## What you are asked to do:
Answer these questions about the forum thread, giving each answer on its own line.
(a) When you log into Steam from a new computer, what does it ask for?
(b) For roughly how long was the Xbox account closed during the investigation?
(c) According to the last reply, what must stay true of the buyer's console for the stolen account?

## Excerpt to read:
* * * * * * * * *

Hmm, I thought they did a good job with the key generation. Like you said, instant texts and short enough to quickly memorize without ambiguous characters. I guess 6 digit numerical is easy too.
 

Killthee

helped a brotha out on multiple separate occasions!
Does Sony not notify people of suspicious activity or when another console is set to primary?
I think they force you to change your password if there's suspicious activity. They don't go into details on what has triggered it though nor do they notify you via email.

You also don't get an email notification when the primary console is changed.
 

Cleve

Member
Hmm, I thought they did a good job with the key generation. Like you said, instant texts and short enough to quickly memorize with ambiguous characters. I guess 6 digit numerical is easy too.

Support for authentication apps would really be great though. I know it sounds dumb, but I have poor cell signal in my area(keep on fighting that tower townies. :| ), and sometimes don't get sms in a timely manner.
 
Outside of 2FA, which they already support, there is not much they can do.
idk, when you log into steam from a new computer it asks for an access code via email regardless of whether or not you have set up steam authenticator. it's limited 2FA by default. they could do that
 
You haven't seen shady until you use Tor. They sell US passports there, let alone PSN accounts. Hacking random PSN accounts is a trivial matter
 
Those bundles with 5 random games are something else. There has got to be a better way of doing this without sacrificing people that own multiple consoles.
 

Rookhelm

Member
I don't see why it would be necessary to steal people's accounts to resell them though. Especially if the point is for the buyer to download the game, set to primary, then basically give the account back (or am I misunderstanding that the buyer keeps the account forever?).


Wouldn't it be easier for this company to just create their own accounts, buy the game once, then re-sell it over and over to people?
 

Brandon F

Well congratulations! You got yourself caught!
This happened to me on Xbox 360 during the widespread EA Ultimate Team shit. Some UK chav bought my account somehow, charged my card for FIFA '11 and ran up a bunch of money for team cards.

Thankfully the bank flagged it all as fraudulent immediately, before I was even aware, and I wasn't actually affected financially. Of course MS was incompetent and had to close my entire account for ~6mo while it performed an investigation. Couldn't access my purchases or log into XBL until resolved(though I could play offline). Eventually everything was transferred to a new account, but that alongside the infamous 2013 E3 debacle that was the Xbone reveal solidified my move to Sony.

Would fucking loathe it if something similar happened again on the other team.
 

Killthee

helped a brotha out on multiple separate occasions!
I feel like Sony's implementation of 2FA IS a hassle, but it's still very worth it. I should be able to link it with my Google Authenticator. I hate their text messages, but to their credit, they always arrive super-fast. It's only a hassle when logging into the PSN store on the web, but since the on-console store kind of sucks I do this all the time.
I agree. They should let you use third party authenticators like GA and the PlayStation app should have its own authenticator and one touch authentication like the blizzard authenticator.

 

westman

Member
I don't see why it would be necessary to steal people's accounts to resell them though. Especially if the point is for the buyer to download the game, set to primary, then basically give the account back (or am I misunderstanding that the buyer keeps the account forever?).

Wouldn't it be easier for this company to just create their own accounts, buy the game once, then re-sell it over and over to people?

You are misunderstanding something. The buyer's console needs to remain the primary for the stolen account, or he would no longer be able to access its games under his own profile. So the primary status cannot be given back and reused by the seller.

* * * * * * * * *

## Stored data:
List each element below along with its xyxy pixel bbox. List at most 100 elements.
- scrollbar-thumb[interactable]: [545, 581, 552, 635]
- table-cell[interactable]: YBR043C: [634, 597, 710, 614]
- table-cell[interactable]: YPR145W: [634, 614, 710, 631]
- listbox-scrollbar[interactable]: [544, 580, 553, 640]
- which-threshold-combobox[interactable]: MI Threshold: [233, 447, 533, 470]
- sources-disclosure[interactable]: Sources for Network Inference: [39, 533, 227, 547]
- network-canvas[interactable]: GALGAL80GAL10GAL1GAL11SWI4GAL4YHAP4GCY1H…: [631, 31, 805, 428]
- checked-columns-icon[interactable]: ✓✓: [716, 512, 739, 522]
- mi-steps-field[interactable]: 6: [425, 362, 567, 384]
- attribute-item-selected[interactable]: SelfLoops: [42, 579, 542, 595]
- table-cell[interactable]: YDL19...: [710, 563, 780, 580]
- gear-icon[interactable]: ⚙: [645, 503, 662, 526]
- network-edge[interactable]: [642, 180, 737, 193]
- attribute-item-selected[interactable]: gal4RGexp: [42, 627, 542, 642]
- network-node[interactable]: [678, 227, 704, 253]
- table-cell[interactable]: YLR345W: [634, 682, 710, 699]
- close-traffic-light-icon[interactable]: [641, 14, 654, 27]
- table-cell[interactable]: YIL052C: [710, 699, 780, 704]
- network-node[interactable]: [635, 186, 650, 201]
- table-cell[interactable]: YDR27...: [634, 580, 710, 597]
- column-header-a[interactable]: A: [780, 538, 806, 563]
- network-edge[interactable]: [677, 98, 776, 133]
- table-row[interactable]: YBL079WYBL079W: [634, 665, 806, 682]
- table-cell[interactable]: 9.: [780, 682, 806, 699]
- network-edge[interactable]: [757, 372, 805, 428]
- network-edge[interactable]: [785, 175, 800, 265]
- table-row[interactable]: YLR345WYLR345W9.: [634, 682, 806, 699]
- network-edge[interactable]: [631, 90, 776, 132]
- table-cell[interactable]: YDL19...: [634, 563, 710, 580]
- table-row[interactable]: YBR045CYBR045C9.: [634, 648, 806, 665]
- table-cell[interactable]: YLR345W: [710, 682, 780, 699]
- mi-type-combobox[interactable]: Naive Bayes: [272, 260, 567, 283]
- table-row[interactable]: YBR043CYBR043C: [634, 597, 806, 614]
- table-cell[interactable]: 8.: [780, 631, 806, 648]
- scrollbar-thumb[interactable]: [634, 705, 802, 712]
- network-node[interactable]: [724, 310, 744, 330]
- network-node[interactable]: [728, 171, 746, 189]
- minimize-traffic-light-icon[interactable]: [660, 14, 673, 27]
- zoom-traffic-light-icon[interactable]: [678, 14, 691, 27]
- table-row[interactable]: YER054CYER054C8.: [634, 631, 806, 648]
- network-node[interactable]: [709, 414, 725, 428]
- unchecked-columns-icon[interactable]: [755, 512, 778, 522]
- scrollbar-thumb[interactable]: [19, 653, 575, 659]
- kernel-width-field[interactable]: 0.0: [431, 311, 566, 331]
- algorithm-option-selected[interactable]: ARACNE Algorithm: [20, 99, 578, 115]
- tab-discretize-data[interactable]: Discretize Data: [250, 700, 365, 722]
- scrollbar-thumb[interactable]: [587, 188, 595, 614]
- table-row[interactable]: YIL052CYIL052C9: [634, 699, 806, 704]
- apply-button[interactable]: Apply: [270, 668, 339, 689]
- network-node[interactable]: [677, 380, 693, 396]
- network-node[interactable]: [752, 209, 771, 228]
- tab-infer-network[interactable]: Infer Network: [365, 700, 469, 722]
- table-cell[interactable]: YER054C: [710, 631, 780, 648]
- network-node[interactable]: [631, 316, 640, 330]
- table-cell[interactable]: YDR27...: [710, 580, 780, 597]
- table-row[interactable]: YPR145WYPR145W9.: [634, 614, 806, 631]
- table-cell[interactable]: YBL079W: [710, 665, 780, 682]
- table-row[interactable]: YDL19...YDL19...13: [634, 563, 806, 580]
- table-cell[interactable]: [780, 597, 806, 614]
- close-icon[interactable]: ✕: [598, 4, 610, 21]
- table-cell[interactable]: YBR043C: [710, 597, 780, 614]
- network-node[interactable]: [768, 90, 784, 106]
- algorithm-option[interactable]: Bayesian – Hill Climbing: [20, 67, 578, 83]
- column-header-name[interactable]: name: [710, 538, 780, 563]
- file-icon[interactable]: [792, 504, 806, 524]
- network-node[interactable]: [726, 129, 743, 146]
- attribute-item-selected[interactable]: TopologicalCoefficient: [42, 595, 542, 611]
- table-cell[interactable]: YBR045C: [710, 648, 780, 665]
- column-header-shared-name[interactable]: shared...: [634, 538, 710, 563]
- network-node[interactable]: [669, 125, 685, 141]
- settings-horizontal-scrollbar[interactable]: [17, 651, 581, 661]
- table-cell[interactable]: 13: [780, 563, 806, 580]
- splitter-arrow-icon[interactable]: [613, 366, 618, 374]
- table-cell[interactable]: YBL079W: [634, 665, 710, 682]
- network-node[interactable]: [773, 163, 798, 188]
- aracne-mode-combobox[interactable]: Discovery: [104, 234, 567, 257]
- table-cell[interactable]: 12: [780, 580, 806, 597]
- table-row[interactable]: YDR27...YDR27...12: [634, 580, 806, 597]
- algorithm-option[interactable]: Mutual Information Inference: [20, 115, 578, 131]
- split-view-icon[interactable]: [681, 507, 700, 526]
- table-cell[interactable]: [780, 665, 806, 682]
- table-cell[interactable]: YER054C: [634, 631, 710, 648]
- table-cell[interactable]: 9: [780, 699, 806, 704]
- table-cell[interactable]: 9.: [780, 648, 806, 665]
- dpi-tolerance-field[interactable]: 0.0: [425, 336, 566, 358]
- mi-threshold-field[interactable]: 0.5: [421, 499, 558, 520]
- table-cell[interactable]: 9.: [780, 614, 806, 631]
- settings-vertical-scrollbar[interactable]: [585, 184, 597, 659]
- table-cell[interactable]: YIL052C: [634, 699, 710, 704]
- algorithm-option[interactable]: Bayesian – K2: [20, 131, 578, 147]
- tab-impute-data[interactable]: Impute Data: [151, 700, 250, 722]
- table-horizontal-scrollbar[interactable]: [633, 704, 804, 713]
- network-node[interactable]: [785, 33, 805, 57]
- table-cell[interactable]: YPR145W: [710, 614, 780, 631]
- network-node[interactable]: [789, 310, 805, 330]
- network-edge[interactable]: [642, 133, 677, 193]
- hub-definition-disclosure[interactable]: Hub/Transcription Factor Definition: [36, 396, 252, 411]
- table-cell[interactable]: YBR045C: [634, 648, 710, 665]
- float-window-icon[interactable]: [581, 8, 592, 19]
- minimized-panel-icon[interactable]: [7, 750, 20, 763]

* * * * * * * * *

## Response for this exercise:
(a) It asks for an access code via email, whether or not Steam authenticator has been set up.
(b) About six months.
(c) The buyer's console must remain the primary for the stolen account, or he could no longer access its games under his own profile.